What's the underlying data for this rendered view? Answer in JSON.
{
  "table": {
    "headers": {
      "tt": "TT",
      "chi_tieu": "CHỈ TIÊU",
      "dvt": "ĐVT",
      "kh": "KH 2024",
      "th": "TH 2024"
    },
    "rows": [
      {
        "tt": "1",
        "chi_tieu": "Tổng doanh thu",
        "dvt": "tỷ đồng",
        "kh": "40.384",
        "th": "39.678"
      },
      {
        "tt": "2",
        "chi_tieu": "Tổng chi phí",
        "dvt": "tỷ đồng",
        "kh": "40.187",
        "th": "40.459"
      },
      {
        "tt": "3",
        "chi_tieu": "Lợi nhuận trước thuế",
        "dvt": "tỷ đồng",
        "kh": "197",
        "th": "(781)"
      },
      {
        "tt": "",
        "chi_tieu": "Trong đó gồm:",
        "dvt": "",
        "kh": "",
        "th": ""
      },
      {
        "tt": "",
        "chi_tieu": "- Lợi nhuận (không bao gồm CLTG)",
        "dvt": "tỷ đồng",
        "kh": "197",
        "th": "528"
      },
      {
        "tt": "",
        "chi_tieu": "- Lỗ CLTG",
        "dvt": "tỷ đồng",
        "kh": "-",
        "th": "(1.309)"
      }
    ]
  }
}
---
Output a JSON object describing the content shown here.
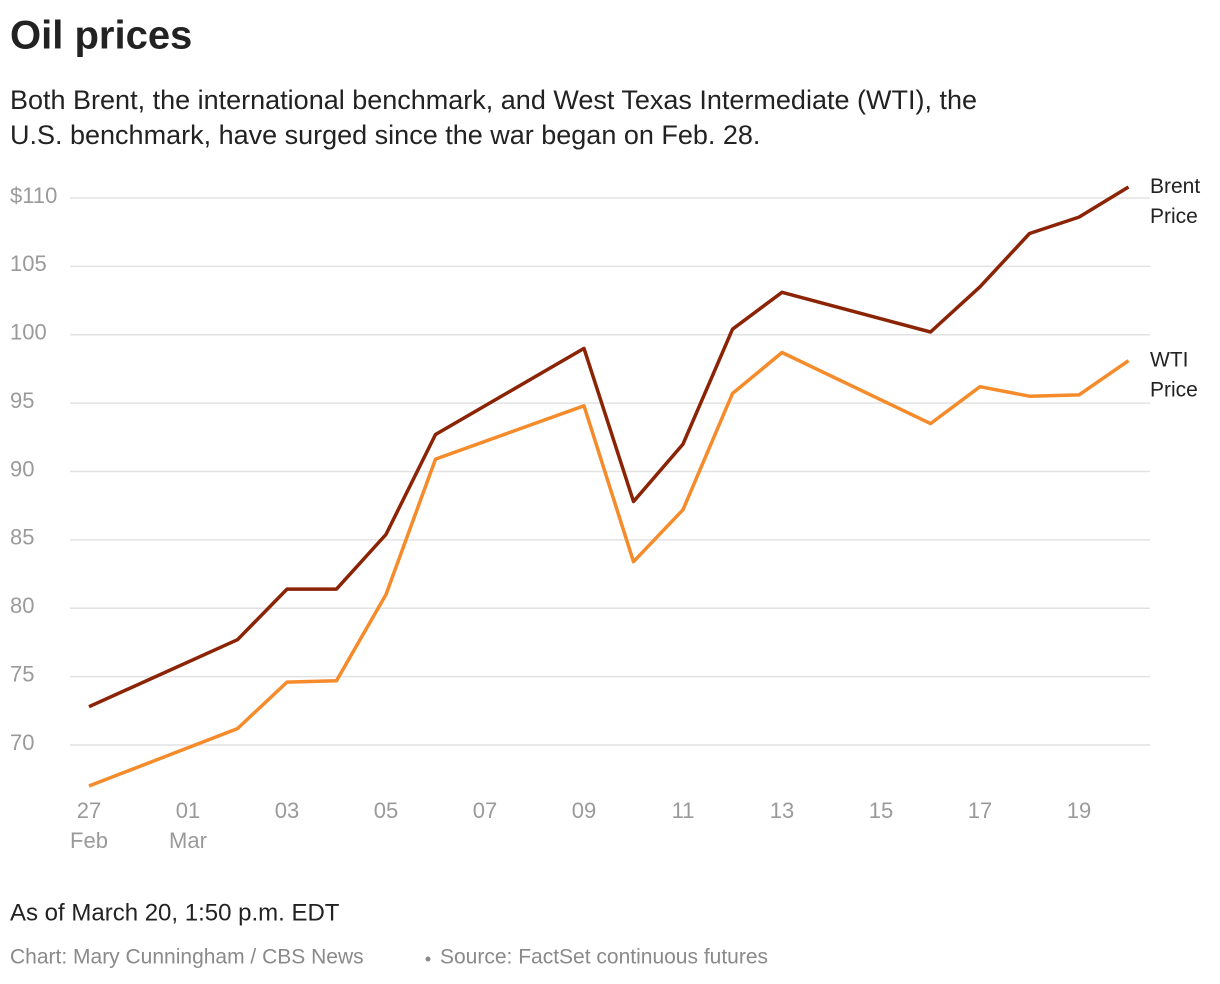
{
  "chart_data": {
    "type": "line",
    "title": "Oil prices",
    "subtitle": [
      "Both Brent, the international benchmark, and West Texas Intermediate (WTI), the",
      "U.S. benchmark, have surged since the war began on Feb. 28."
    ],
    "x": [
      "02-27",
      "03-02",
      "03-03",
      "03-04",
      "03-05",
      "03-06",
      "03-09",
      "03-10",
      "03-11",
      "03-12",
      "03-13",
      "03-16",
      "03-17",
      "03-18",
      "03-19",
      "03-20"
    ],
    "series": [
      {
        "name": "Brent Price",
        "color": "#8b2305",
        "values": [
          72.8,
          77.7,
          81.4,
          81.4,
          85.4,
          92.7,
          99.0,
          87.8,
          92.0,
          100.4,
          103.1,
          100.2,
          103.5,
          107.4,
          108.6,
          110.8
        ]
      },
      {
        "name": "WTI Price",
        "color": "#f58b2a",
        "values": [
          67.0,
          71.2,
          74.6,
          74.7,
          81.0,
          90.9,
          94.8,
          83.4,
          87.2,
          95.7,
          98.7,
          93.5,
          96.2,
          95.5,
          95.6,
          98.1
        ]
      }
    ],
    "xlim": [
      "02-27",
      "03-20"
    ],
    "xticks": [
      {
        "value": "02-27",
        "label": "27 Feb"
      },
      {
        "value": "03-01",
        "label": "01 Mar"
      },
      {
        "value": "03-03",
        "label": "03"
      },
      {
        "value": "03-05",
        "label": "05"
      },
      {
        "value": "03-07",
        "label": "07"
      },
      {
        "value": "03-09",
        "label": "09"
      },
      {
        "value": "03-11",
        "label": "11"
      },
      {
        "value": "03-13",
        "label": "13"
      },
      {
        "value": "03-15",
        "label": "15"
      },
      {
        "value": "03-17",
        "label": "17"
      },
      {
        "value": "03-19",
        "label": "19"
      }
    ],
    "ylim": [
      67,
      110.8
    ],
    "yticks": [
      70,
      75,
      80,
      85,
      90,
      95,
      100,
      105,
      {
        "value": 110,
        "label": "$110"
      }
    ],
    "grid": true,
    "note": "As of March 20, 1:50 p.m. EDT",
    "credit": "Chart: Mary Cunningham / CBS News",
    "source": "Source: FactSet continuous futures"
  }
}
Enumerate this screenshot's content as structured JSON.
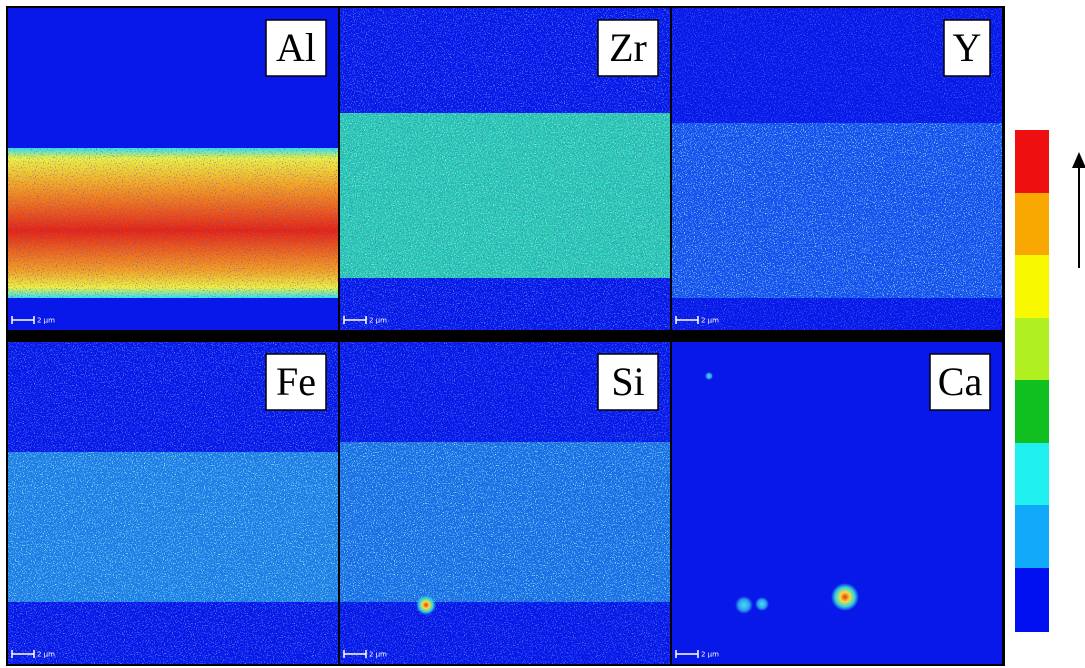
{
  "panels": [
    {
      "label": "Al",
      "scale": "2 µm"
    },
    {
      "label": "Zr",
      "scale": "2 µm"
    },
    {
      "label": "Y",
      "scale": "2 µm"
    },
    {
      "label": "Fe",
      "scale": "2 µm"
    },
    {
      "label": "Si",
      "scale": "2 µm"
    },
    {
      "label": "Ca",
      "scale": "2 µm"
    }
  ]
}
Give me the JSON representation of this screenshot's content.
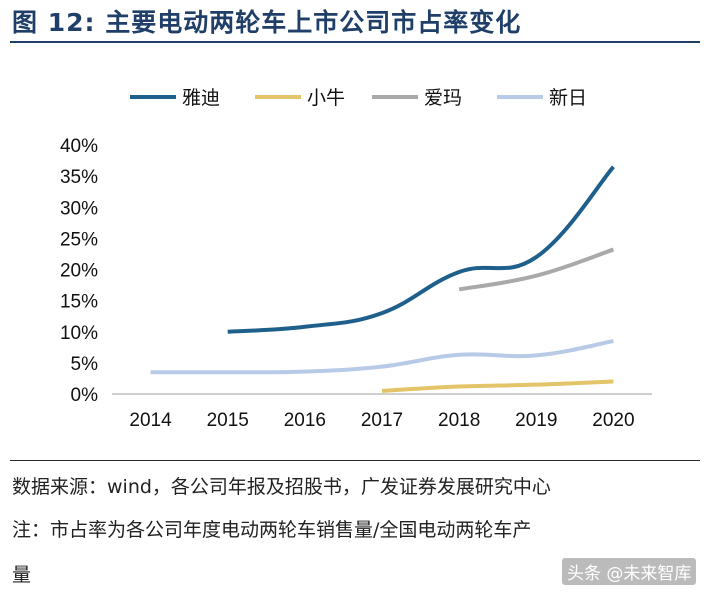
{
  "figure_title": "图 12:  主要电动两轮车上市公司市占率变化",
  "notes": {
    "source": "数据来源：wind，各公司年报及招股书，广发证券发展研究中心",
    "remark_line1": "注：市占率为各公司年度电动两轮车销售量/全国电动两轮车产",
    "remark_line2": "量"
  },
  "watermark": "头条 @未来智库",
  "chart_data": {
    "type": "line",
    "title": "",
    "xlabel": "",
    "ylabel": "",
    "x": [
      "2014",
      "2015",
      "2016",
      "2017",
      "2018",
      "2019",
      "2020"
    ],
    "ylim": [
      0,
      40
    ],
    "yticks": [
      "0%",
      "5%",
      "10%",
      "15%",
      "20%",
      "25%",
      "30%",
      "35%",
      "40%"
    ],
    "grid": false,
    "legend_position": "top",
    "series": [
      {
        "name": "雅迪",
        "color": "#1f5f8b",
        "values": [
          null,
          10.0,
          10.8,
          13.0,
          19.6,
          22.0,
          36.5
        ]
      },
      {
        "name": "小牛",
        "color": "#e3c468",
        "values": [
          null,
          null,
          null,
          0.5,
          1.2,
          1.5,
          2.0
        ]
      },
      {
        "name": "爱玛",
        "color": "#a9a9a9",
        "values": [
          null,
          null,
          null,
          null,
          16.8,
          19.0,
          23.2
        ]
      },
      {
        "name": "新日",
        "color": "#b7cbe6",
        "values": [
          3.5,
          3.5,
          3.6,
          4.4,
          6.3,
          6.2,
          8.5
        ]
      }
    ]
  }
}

# Directions for this task
Check each line of the records for the string "screenshot" and state how many lines contain it. Give only the number.

# Exercise result
2